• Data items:
┌──
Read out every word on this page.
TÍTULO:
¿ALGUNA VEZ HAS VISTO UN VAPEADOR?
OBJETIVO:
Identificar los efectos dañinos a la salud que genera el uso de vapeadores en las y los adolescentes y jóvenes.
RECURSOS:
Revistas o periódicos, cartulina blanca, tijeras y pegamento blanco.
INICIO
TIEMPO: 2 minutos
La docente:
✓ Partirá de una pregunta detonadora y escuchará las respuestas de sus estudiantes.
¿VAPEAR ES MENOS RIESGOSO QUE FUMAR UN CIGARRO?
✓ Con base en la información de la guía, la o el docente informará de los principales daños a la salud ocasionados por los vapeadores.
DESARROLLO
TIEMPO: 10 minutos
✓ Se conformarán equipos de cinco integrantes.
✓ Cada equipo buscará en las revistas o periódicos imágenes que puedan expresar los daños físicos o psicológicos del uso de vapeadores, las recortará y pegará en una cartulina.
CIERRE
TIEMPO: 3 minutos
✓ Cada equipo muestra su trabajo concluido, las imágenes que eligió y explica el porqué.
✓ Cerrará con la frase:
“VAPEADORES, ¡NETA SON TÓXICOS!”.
└──
• TASK ITEM: Start to finish, copy the records above with no differences.

• SOLUTION FOR THIS PROBLEM:
Read out every word on this page.
TÍTULO:
¿ALGUNA VEZ HAS VISTO UN VAPEADOR?
OBJETIVO:
Identificar los efectos dañinos a la salud que genera el uso de vapeadores en las y los adolescentes y jóvenes.
RECURSOS:
Revistas o periódicos, cartulina blanca, tijeras y pegamento blanco.
INICIO
TIEMPO: 2 minutos
La docente:
✓ Partirá de una pregunta detonadora y escuchará las respuestas de sus estudiantes.
¿VAPEAR ES MENOS RIESGOSO QUE FUMAR UN CIGARRO?
✓ Con base en la información de la guía, la o el docente informará de los principales daños a la salud ocasionados por los vapeadores.
DESARROLLO
TIEMPO: 10 minutos
✓ Se conformarán equipos de cinco integrantes.
✓ Cada equipo buscará en las revistas o periódicos imágenes que puedan expresar los daños físicos o psicológicos del uso de vapeadores, las recortará y pegará en una cartulina.
CIERRE
TIEMPO: 3 minutos
✓ Cada equipo muestra su trabajo concluido, las imágenes que eligió y explica el porqué.
✓ Cerrará con la frase:
“VAPEADORES, ¡NETA SON TÓXICOS!”.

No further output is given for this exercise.